§ JOB
From the records below, copy every line that contains the word "learners".

§ RECORD EXCERPTS
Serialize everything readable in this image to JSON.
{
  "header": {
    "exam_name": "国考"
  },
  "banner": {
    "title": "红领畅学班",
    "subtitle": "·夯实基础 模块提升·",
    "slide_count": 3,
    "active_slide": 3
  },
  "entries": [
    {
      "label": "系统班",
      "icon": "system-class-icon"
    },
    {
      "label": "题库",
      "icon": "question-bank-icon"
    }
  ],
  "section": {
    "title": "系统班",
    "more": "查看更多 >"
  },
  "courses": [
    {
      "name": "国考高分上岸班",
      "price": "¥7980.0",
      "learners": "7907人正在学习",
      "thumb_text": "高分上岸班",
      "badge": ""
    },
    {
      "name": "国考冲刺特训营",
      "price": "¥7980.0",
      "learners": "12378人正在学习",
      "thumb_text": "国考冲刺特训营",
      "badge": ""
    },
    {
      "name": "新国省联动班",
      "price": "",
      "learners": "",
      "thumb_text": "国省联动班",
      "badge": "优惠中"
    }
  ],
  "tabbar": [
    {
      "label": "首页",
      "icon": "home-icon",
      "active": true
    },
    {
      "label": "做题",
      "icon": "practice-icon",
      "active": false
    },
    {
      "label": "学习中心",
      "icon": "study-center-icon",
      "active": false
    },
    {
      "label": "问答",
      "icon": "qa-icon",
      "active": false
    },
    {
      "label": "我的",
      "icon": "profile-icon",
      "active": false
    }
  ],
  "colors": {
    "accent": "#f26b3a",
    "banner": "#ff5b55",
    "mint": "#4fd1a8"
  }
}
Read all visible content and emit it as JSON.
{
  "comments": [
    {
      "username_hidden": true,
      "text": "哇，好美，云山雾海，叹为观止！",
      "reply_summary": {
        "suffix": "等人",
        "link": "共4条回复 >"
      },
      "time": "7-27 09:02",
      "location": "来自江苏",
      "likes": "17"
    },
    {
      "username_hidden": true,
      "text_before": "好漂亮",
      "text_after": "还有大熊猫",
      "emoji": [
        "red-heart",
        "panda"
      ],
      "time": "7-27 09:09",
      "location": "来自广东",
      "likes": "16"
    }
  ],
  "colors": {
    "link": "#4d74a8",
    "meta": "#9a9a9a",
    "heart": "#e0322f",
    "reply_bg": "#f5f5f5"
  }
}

§ CORRECT ANSWER
      "learners": "7907人正在学习",
      "learners": "12378人正在学习",
      "learners": "",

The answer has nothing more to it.